§ **Task description**
Look through the material below and give the number of lines holding "ktorými", with no other words.

===== Exercise material =====

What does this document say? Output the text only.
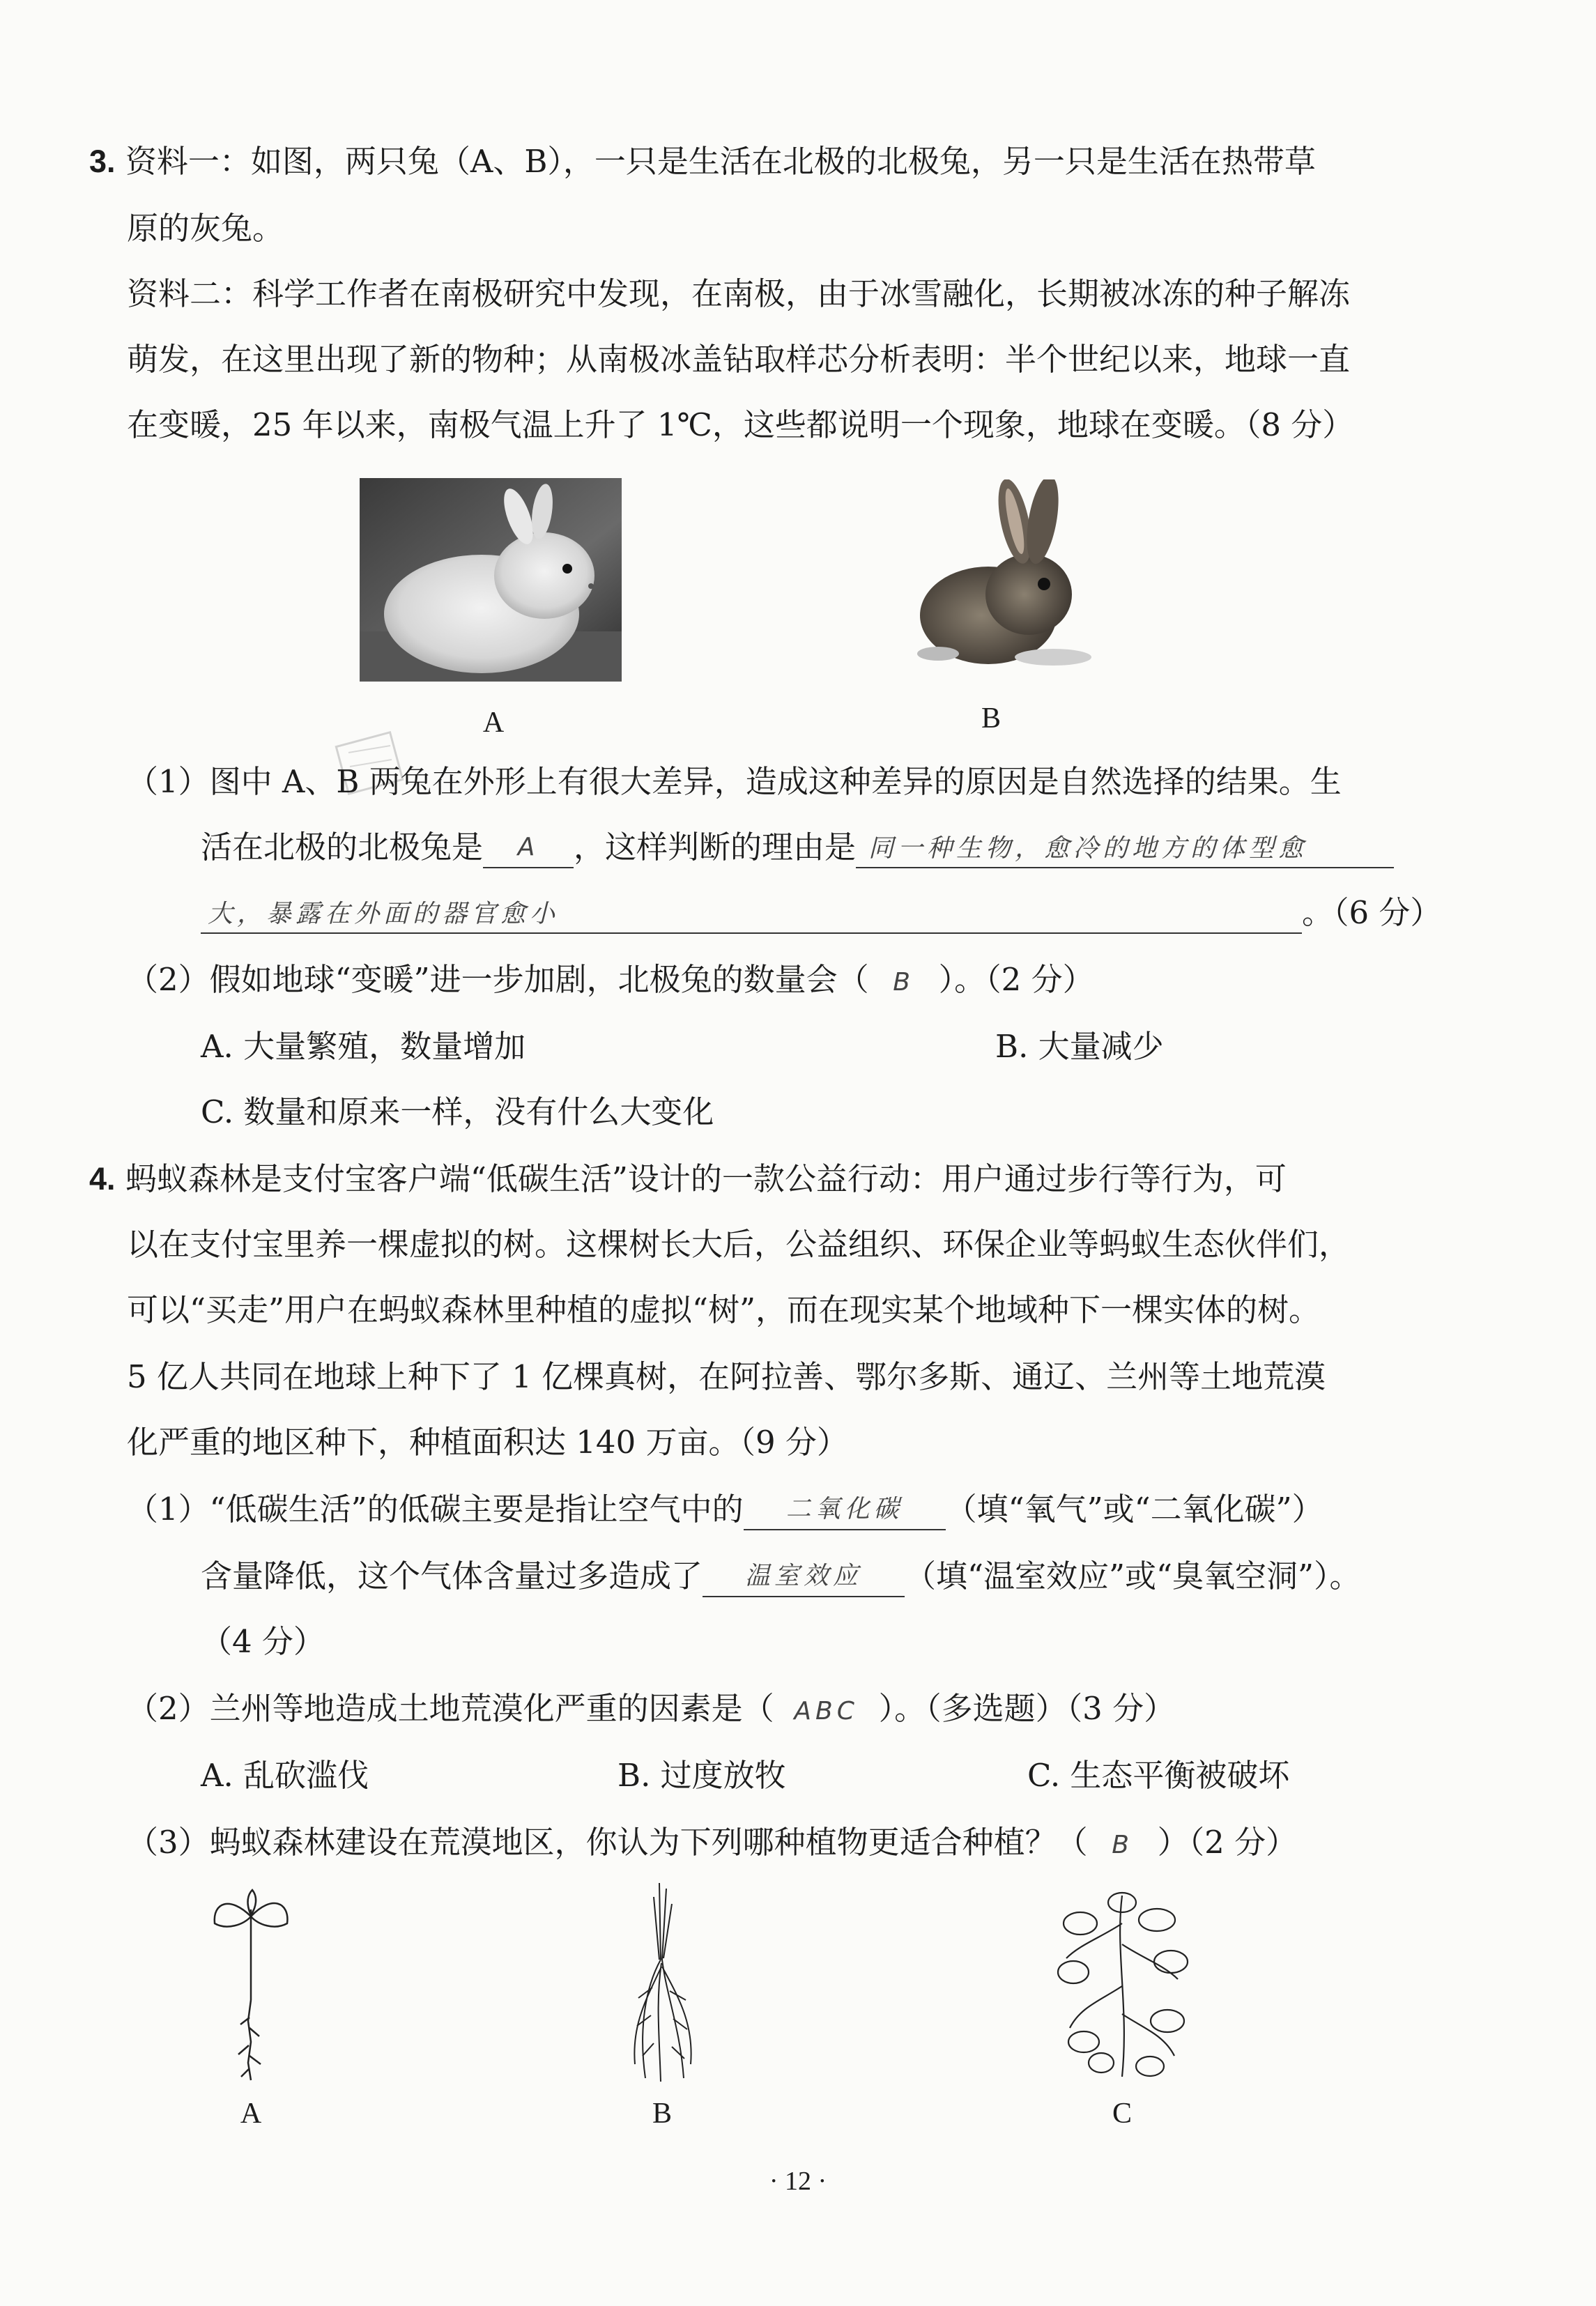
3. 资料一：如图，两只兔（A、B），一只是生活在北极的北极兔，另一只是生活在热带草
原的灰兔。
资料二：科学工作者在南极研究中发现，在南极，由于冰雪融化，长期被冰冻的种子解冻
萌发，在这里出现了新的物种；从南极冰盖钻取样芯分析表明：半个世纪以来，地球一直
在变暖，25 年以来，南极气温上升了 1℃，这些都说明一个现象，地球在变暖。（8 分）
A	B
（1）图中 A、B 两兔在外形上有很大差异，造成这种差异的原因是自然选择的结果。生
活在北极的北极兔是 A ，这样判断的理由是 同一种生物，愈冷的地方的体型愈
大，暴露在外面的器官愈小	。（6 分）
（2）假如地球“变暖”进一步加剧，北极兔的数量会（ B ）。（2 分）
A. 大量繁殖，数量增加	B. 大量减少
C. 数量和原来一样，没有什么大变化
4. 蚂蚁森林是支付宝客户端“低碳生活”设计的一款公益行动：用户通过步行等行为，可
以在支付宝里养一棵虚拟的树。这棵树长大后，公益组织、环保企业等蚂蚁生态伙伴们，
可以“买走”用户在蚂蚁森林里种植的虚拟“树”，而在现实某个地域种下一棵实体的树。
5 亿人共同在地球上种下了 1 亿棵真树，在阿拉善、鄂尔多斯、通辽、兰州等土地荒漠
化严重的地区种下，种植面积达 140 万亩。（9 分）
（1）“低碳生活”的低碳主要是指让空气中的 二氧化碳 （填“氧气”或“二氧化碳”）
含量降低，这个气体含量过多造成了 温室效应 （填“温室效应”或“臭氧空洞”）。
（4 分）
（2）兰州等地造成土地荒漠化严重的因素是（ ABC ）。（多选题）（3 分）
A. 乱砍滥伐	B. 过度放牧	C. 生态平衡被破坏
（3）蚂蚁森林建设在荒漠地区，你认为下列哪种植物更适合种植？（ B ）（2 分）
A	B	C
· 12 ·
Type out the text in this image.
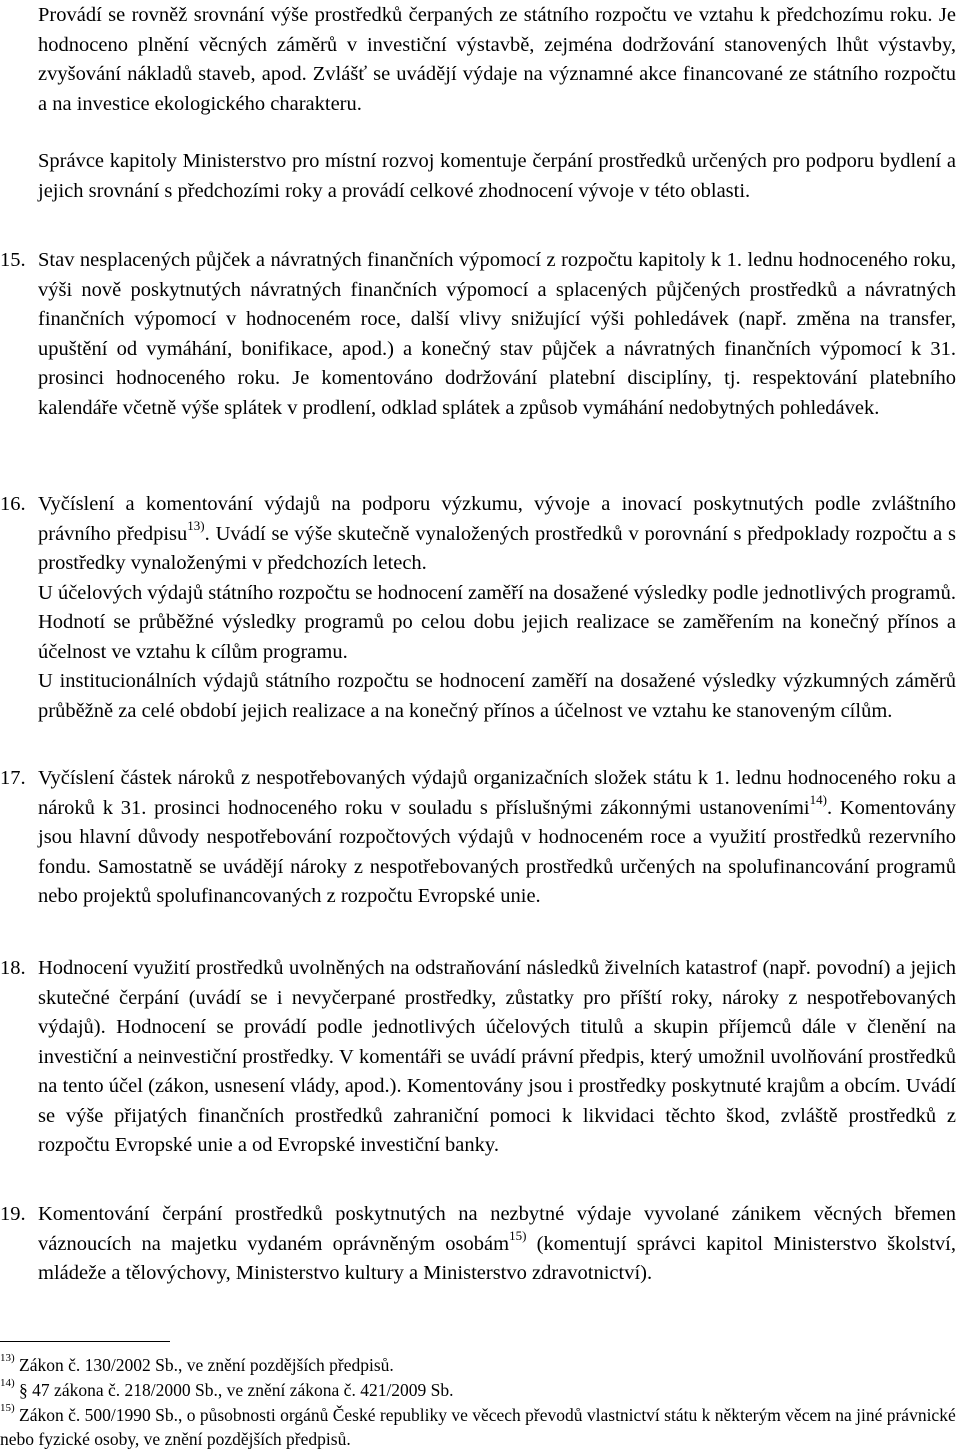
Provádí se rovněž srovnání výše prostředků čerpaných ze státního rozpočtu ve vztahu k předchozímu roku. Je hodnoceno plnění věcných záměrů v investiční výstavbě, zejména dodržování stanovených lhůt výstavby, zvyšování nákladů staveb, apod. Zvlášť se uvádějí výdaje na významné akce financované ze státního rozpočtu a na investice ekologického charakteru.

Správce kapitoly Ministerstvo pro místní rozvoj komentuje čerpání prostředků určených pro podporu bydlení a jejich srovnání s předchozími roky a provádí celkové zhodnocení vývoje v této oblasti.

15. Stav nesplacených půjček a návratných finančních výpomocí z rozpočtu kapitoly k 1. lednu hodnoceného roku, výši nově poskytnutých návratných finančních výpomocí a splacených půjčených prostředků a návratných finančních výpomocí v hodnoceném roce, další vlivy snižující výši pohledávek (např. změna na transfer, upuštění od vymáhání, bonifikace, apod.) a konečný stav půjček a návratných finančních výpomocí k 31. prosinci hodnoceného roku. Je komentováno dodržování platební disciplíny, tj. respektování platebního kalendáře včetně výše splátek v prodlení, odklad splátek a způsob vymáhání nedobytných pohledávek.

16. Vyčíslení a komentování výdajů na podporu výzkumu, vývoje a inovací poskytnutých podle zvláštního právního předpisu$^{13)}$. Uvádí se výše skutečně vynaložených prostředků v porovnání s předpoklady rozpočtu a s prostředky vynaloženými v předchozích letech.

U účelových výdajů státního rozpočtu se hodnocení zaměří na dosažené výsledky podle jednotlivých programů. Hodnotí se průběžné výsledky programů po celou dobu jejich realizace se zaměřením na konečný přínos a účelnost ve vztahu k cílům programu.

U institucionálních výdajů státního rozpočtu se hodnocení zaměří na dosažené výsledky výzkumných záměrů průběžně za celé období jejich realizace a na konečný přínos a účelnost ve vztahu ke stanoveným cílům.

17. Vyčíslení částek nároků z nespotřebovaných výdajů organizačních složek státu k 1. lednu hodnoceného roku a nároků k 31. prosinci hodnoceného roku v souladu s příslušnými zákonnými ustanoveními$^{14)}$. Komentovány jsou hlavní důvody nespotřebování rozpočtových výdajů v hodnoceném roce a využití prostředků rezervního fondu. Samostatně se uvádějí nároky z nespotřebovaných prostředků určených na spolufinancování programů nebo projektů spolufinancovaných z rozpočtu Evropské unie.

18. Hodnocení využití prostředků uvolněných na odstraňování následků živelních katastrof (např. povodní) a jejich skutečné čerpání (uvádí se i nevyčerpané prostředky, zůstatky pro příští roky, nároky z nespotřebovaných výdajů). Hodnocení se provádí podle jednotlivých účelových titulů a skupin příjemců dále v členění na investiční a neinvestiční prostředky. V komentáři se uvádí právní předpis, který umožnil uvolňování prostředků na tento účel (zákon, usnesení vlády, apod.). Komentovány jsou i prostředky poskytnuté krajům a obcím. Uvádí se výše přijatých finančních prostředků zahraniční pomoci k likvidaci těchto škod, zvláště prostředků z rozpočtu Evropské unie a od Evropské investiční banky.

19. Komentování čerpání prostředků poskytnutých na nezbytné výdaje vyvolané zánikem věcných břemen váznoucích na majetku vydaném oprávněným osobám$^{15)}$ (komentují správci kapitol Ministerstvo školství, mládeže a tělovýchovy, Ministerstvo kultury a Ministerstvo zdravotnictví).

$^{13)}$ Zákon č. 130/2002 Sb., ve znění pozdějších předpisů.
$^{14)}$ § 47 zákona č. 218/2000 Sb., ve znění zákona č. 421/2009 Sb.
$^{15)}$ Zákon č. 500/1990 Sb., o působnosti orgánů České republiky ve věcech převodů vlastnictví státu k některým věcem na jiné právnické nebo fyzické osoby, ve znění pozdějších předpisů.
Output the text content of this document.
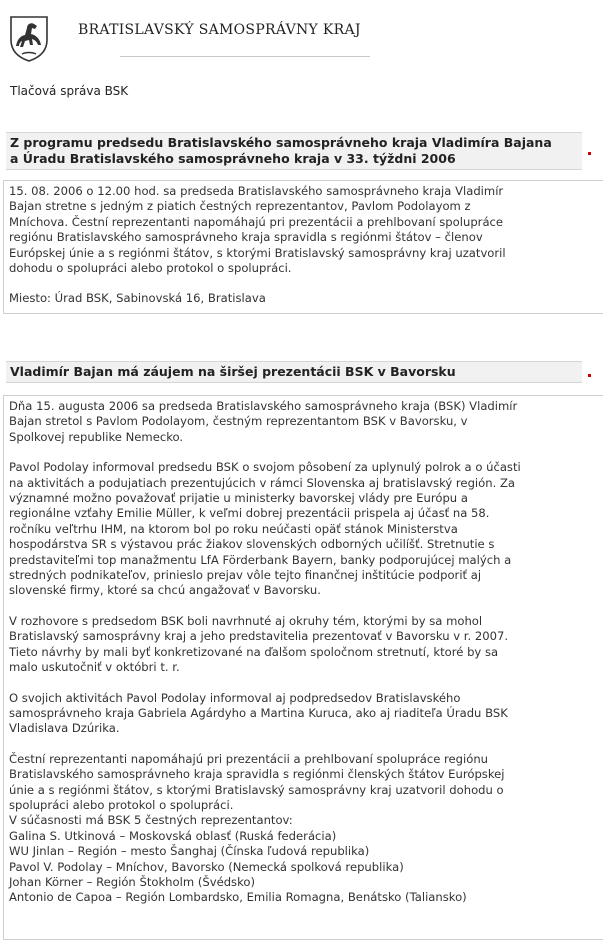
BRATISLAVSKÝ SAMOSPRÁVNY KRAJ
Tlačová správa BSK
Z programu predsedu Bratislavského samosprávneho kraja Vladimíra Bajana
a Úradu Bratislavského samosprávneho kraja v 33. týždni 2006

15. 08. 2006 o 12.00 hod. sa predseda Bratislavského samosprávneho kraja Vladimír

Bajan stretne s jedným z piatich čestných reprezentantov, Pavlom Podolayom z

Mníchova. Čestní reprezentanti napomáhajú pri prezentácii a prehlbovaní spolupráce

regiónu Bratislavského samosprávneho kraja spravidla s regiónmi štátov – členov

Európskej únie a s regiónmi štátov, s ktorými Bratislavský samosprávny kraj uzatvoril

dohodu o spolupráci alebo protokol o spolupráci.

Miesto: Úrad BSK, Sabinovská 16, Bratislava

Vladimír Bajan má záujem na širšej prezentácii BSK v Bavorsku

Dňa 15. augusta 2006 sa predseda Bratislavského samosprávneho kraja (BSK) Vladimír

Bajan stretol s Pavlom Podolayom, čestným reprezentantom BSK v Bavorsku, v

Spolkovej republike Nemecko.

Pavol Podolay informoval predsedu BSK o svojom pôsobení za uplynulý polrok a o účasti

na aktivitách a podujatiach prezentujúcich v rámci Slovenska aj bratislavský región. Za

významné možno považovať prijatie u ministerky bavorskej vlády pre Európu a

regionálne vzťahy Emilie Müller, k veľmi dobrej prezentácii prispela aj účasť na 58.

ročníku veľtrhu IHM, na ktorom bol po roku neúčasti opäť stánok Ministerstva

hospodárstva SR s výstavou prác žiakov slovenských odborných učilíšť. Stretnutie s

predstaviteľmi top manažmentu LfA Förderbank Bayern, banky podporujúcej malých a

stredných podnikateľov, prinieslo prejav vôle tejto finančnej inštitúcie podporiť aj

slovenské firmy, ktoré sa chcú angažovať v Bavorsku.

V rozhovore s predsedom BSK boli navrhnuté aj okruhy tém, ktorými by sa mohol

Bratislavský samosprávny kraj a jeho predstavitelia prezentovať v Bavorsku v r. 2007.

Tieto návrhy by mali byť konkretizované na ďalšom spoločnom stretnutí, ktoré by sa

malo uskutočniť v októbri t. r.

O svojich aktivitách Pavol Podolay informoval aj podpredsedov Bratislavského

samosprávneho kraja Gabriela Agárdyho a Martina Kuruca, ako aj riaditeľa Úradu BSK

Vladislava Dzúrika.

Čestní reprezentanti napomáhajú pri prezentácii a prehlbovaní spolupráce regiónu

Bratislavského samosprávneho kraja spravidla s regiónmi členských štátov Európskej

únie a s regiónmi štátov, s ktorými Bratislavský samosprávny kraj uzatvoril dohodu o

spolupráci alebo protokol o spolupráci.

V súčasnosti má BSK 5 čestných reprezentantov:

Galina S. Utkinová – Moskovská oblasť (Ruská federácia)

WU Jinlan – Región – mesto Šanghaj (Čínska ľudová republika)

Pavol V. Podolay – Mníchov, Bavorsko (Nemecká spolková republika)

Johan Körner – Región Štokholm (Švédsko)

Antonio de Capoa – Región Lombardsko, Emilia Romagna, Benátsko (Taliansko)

=====

§ **Full solution**
3